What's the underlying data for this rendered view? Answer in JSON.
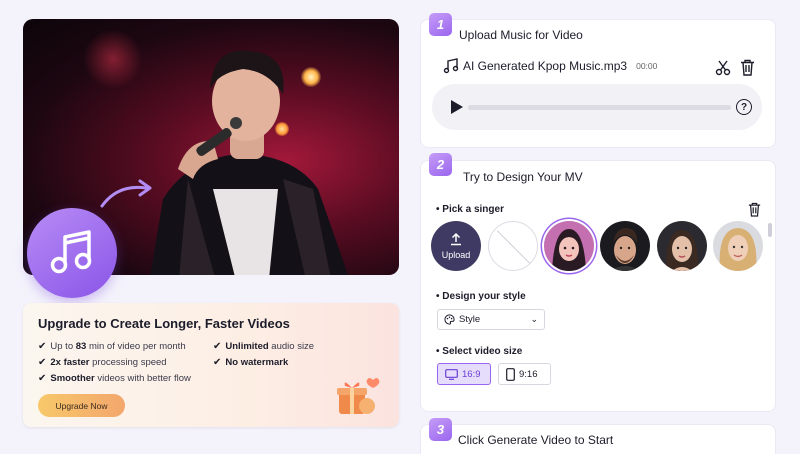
{
  "left": {
    "hero_alt": "",
    "upgrade": {
      "title": "Upgrade to Create Longer, Faster Videos",
      "features": [
        {
          "pre": "Up to ",
          "bold": "83",
          "post": " min of video per month"
        },
        {
          "pre": "",
          "bold": "Unlimited",
          "post": " audio size"
        },
        {
          "pre": "",
          "bold": "2x faster",
          "post": " processing speed"
        },
        {
          "pre": "",
          "bold": "No watermark",
          "post": ""
        },
        {
          "pre": "",
          "bold": "Smoother",
          "post": " videos with better flow"
        }
      ],
      "button_label": "Upgrade Now"
    }
  },
  "steps": {
    "step1": {
      "number": "1",
      "title": "Upload Music for Video",
      "file_name": "AI Generated Kpop Music.mp3",
      "duration": "00:00",
      "help_glyph": "?"
    },
    "step2": {
      "number": "2",
      "title": "Try to Design Your MV",
      "pick_singer_label": "• Pick a singer",
      "upload_label": "Upload",
      "style_label": "• Design your style",
      "style_value": "Style",
      "size_label": "• Select video size",
      "size_options": [
        "16:9",
        "9:16"
      ],
      "selected_size": "16:9"
    },
    "step3": {
      "number": "3",
      "title": "Click Generate Video to Start"
    }
  },
  "colors": {
    "accent": "#9a66ee",
    "accent_light": "#e6dcfb",
    "background": "#f4f3fb",
    "upgrade_button": "#f5b86b"
  },
  "icons": [
    "music-note-icon",
    "scissors-icon",
    "trash-icon",
    "play-icon",
    "help-icon",
    "upload-icon",
    "palette-icon",
    "chevron-down-icon",
    "monitor-icon",
    "phone-icon",
    "gift-icon",
    "check-icon"
  ]
}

┄┄┄┄┄┄┄┄┄┄┄┄┄┄┄┄┄┄┄┄

▶ SET TASK
Images must not appear in the copy; reproduce everything else in the records verbatim.

▶ TASK RESPONSE
What's the underlying data for this rendered view? Answer in JSON.
{
  "left": {
    "hero_alt": "",
    "upgrade": {
      "title": "Upgrade to Create Longer, Faster Videos",
      "features": [
        {
          "pre": "Up to ",
          "bold": "83",
          "post": " min of video per month"
        },
        {
          "pre": "",
          "bold": "Unlimited",
          "post": " audio size"
        },
        {
          "pre": "",
          "bold": "2x faster",
          "post": " processing speed"
        },
        {
          "pre": "",
          "bold": "No watermark",
          "post": ""
        },
        {
          "pre": "",
          "bold": "Smoother",
          "post": " videos with better flow"
        }
      ],
      "button_label": "Upgrade Now"
    }
  },
  "steps": {
    "step1": {
      "number": "1",
      "title": "Upload Music for Video",
      "file_name": "AI Generated Kpop Music.mp3",
      "duration": "00:00",
      "help_glyph": "?"
    },
    "step2": {
      "number": "2",
      "title": "Try to Design Your MV",
      "pick_singer_label": "• Pick a singer",
      "upload_label": "Upload",
      "style_label": "• Design your style",
      "style_value": "Style",
      "size_label": "• Select video size",
      "size_options": [
        "16:9",
        "9:16"
      ],
      "selected_size": "16:9"
    },
    "step3": {
      "number": "3",
      "title": "Click Generate Video to Start"
    }
  },
  "colors": {
    "accent": "#9a66ee",
    "accent_light": "#e6dcfb",
    "background": "#f4f3fb",
    "upgrade_button": "#f5b86b"
  },
  "icons": [
    "music-note-icon",
    "scissors-icon",
    "trash-icon",
    "play-icon",
    "help-icon",
    "upload-icon",
    "palette-icon",
    "chevron-down-icon",
    "monitor-icon",
    "phone-icon",
    "gift-icon",
    "check-icon"
  ]
}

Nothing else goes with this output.